What is needed
Lines containing the word "JSON" are to be located and copied.

Information shown
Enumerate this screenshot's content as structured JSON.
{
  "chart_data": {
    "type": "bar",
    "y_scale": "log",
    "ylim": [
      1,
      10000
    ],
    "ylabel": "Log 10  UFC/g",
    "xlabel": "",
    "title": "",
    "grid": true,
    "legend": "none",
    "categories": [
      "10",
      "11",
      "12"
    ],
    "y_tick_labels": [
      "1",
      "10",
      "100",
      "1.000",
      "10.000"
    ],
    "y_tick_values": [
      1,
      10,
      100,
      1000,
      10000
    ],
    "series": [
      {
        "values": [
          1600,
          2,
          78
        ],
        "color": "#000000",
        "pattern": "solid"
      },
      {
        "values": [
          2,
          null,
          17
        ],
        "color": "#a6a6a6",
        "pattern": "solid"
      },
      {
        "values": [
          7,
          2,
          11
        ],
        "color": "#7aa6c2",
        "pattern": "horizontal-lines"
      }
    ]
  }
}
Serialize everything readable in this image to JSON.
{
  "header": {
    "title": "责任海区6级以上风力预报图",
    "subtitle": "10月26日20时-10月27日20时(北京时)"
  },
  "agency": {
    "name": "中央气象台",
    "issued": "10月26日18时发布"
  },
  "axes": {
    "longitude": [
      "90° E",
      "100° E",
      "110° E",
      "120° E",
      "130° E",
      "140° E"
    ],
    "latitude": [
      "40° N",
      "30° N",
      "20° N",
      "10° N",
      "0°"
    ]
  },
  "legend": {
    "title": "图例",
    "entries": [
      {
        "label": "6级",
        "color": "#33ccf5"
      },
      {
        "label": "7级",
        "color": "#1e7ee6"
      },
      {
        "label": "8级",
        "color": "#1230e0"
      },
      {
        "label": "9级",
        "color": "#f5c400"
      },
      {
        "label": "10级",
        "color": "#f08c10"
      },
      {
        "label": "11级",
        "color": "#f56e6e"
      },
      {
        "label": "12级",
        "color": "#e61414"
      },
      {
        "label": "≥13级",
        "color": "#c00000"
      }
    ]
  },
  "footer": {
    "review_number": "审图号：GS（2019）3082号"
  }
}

Task solution
Enumerate this screenshot's content as structured JSON.
Serialize everything readable in this image to JSON.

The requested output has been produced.